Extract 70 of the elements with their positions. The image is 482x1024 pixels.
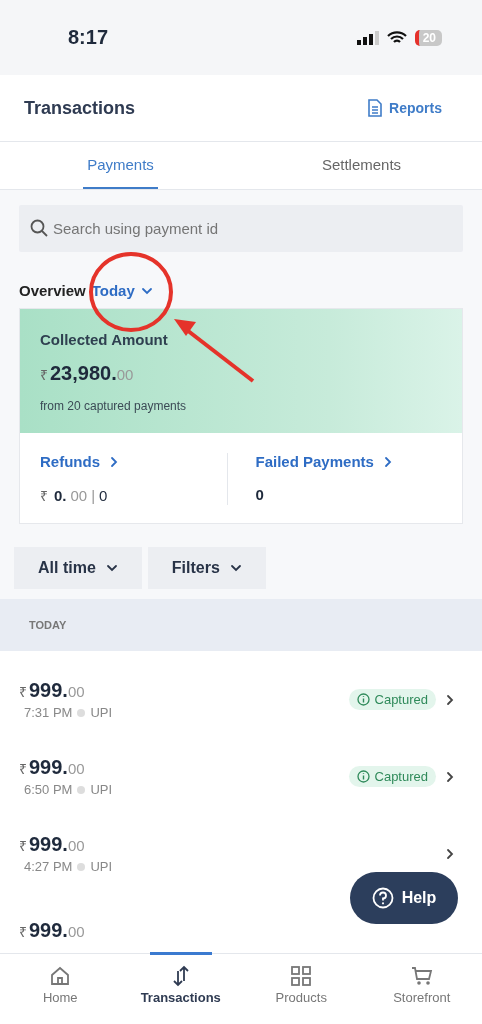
chevron-right-icon [446, 770, 454, 783]
payment-time: 6:50 PM [24, 782, 73, 797]
dot-separator [77, 708, 86, 717]
amount: 999. [29, 756, 68, 779]
info-icon [356, 693, 370, 706]
amount-decimals: 00 [67, 760, 85, 777]
nav-tab[interactable]: Storefront [361, 952, 482, 1024]
payment-method: UPI [90, 782, 113, 797]
payment-time: 4:27 PM [24, 859, 73, 874]
question-icon [371, 887, 394, 909]
chevron-right-icon [110, 455, 118, 468]
card-title: Collected Amount [40, 331, 169, 348]
search-field[interactable]: Search using payment id [19, 205, 463, 252]
separator: | [91, 487, 96, 504]
chevron-down-icon [140, 286, 153, 295]
amount: 0. [54, 487, 67, 504]
nav-tab[interactable]: Home [0, 952, 121, 1024]
filter-dropdown[interactable]: Filters [147, 547, 266, 589]
dot-separator [77, 785, 86, 794]
rupee-symbol: ₹ [19, 683, 27, 701]
overview-label: Overview [19, 282, 86, 299]
wifi-icon [386, 30, 407, 45]
status-badge: Captured [348, 766, 436, 787]
tab[interactable]: Settlements [317, 142, 406, 189]
chevron-down-icon [105, 564, 118, 572]
dot-separator [77, 862, 86, 871]
help-button[interactable]: Help [350, 872, 458, 924]
amount-decimals: 00 [116, 366, 134, 383]
chevron-right-icon [383, 455, 392, 468]
rupee-symbol: ₹ [40, 366, 48, 384]
rupee-symbol: ₹ [19, 760, 27, 778]
refund-count: 0 [99, 487, 108, 504]
document-icon [367, 99, 384, 117]
amount: 999. [29, 919, 68, 942]
payment-method: UPI [90, 705, 113, 720]
failed-payments-link[interactable]: Failed Payments [255, 453, 442, 470]
status-badge: Captured [348, 689, 436, 710]
amount-decimals: 00 [67, 683, 85, 700]
refunds-link[interactable]: Refunds [40, 453, 227, 470]
rupee-symbol: ₹ [40, 487, 48, 505]
payment-method: UPI [90, 859, 113, 874]
info-icon [356, 770, 370, 783]
search-icon [30, 219, 48, 237]
status-time: 8:17 [68, 26, 109, 49]
signal-icon [356, 30, 379, 45]
amount-decimals: 00 [70, 487, 88, 504]
nav-tab[interactable]: Products [241, 952, 362, 1024]
payments-note: from 20 captured payments [40, 399, 188, 413]
filter-dropdown[interactable]: All time [14, 547, 142, 589]
reports-button[interactable]: Reports [361, 98, 448, 118]
section-header: TODAY [0, 599, 482, 651]
payment-time: 7:31 PM [24, 705, 73, 720]
rupee-symbol: ₹ [19, 923, 27, 941]
amount: 999. [29, 679, 68, 702]
rupee-symbol: ₹ [19, 837, 27, 855]
home-icon [49, 965, 72, 987]
amount-decimals: 00 [67, 837, 85, 854]
amount: 999. [29, 833, 68, 856]
chevron-right-icon [446, 847, 454, 860]
amount-decimals: 00 [67, 923, 85, 940]
grid-icon [290, 965, 313, 987]
tab[interactable]: Payments [83, 142, 158, 189]
cart-icon [410, 965, 433, 987]
period-dropdown[interactable]: Today [91, 282, 153, 299]
chevron-right-icon [446, 693, 454, 706]
nav-tab[interactable]: Transactions [120, 952, 241, 1024]
failed-count: 0 [255, 486, 264, 503]
amount: 23,980. [50, 362, 117, 385]
page-title: Transactions [24, 97, 136, 119]
chevron-down-icon [229, 564, 242, 572]
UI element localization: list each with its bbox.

====

- Description of the task: Please copy out every line of the records above word for word, leaving out the pictures.

- Result:
Extract 70 of the elements with their positions. The image is 482x1024 pixels.
chevron-right-icon [446, 770, 454, 783]
payment-time: 6:50 PM [24, 782, 73, 797]
dot-separator [77, 708, 86, 717]
amount: 999. [29, 756, 68, 779]
info-icon [356, 693, 370, 706]
amount-decimals: 00 [67, 760, 85, 777]
nav-tab[interactable]: Storefront [361, 952, 482, 1024]
payment-method: UPI [90, 782, 113, 797]
payment-time: 4:27 PM [24, 859, 73, 874]
question-icon [371, 887, 394, 909]
chevron-right-icon [110, 455, 118, 468]
card-title: Collected Amount [40, 331, 169, 348]
search-field[interactable]: Search using payment id [19, 205, 463, 252]
separator: | [91, 487, 96, 504]
chevron-down-icon [140, 286, 153, 295]
amount: 0. [54, 487, 67, 504]
nav-tab[interactable]: Home [0, 952, 121, 1024]
filter-dropdown[interactable]: Filters [147, 547, 266, 589]
dot-separator [77, 785, 86, 794]
rupee-symbol: ₹ [19, 683, 27, 701]
overview-label: Overview [19, 282, 86, 299]
wifi-icon [386, 30, 407, 45]
status-badge: Captured [348, 766, 436, 787]
tab[interactable]: Settlements [317, 142, 406, 189]
chevron-down-icon [105, 564, 118, 572]
dot-separator [77, 862, 86, 871]
help-button[interactable]: Help [350, 872, 458, 924]
amount-decimals: 00 [116, 366, 134, 383]
chevron-right-icon [383, 455, 392, 468]
rupee-symbol: ₹ [40, 366, 48, 384]
rupee-symbol: ₹ [19, 760, 27, 778]
refund-count: 0 [99, 487, 108, 504]
document-icon [367, 99, 384, 117]
amount: 999. [29, 919, 68, 942]
payment-method: UPI [90, 705, 113, 720]
failed-payments-link[interactable]: Failed Payments [255, 453, 442, 470]
status-badge: Captured [348, 689, 436, 710]
amount-decimals: 00 [67, 683, 85, 700]
refunds-link[interactable]: Refunds [40, 453, 227, 470]
rupee-symbol: ₹ [40, 487, 48, 505]
payment-method: UPI [90, 859, 113, 874]
info-icon [356, 770, 370, 783]
search-icon [30, 219, 48, 237]
status-time: 8:17 [68, 26, 109, 49]
signal-icon [356, 30, 379, 45]
amount-decimals: 00 [70, 487, 88, 504]
nav-tab[interactable]: Products [241, 952, 362, 1024]
payments-note: from 20 captured payments [40, 399, 188, 413]
filter-dropdown[interactable]: All time [14, 547, 142, 589]
reports-button[interactable]: Reports [361, 98, 448, 118]
section-header: TODAY [0, 599, 482, 651]
payment-time: 7:31 PM [24, 705, 73, 720]
rupee-symbol: ₹ [19, 923, 27, 941]
amount: 999. [29, 679, 68, 702]
rupee-symbol: ₹ [19, 837, 27, 855]
home-icon [49, 965, 72, 987]
amount-decimals: 00 [67, 837, 85, 854]
amount: 999. [29, 833, 68, 856]
chevron-right-icon [446, 847, 454, 860]
amount-decimals: 00 [67, 923, 85, 940]
grid-icon [290, 965, 313, 987]
tab[interactable]: Payments [83, 142, 158, 189]
cart-icon [410, 965, 433, 987]
period-dropdown[interactable]: Today [91, 282, 153, 299]
chevron-right-icon [446, 693, 454, 706]
nav-tab[interactable]: Transactions [120, 952, 241, 1024]
failed-count: 0 [255, 486, 264, 503]
amount: 23,980. [50, 362, 117, 385]
page-title: Transactions [24, 97, 136, 119]
chevron-down-icon [229, 564, 242, 572]
UI element localization: list each with its bbox.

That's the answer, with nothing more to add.